(Stored data entries)
** Begin **
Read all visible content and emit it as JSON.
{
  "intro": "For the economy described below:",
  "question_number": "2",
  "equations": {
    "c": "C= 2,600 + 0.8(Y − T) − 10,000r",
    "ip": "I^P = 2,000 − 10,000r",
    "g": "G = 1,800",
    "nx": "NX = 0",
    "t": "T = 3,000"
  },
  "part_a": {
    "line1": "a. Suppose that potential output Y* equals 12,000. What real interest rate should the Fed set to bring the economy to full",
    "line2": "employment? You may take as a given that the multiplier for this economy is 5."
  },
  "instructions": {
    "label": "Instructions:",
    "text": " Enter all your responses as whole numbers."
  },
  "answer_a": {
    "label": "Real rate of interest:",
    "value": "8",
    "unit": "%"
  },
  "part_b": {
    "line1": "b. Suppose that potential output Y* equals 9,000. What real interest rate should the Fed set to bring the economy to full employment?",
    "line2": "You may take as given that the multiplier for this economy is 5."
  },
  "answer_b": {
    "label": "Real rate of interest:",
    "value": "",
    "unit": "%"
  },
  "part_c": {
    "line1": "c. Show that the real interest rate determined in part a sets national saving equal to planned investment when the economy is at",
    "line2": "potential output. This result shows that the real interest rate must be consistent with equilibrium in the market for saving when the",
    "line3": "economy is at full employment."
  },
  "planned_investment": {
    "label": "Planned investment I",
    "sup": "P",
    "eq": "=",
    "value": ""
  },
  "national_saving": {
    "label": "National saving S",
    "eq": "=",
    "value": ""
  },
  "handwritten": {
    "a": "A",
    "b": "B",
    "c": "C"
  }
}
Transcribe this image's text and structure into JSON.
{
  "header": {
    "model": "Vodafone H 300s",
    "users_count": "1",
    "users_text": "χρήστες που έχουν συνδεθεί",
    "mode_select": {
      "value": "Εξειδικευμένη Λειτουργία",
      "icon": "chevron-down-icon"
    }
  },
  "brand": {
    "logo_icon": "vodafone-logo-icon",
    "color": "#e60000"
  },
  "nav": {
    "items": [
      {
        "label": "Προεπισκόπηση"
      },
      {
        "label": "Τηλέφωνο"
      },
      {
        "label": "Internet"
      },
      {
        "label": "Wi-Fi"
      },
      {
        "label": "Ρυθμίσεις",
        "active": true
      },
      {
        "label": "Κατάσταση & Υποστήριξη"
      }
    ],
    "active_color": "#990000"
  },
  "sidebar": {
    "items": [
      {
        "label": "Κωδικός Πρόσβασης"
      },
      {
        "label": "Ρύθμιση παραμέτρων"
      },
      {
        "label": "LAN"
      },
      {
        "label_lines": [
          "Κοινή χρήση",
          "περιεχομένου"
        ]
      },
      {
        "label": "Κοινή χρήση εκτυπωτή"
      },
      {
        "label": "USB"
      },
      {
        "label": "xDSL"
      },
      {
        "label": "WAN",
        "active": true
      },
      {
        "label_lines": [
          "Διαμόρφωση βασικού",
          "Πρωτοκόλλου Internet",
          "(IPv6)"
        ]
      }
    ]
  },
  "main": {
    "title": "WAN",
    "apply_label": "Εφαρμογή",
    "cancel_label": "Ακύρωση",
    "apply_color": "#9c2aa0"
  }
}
** End **
From the data above, copy out every line with the string "icon" in it.

[Correct answer]:
      "icon": "chevron-down-icon"
    "logo_icon": "vodafone-logo-icon",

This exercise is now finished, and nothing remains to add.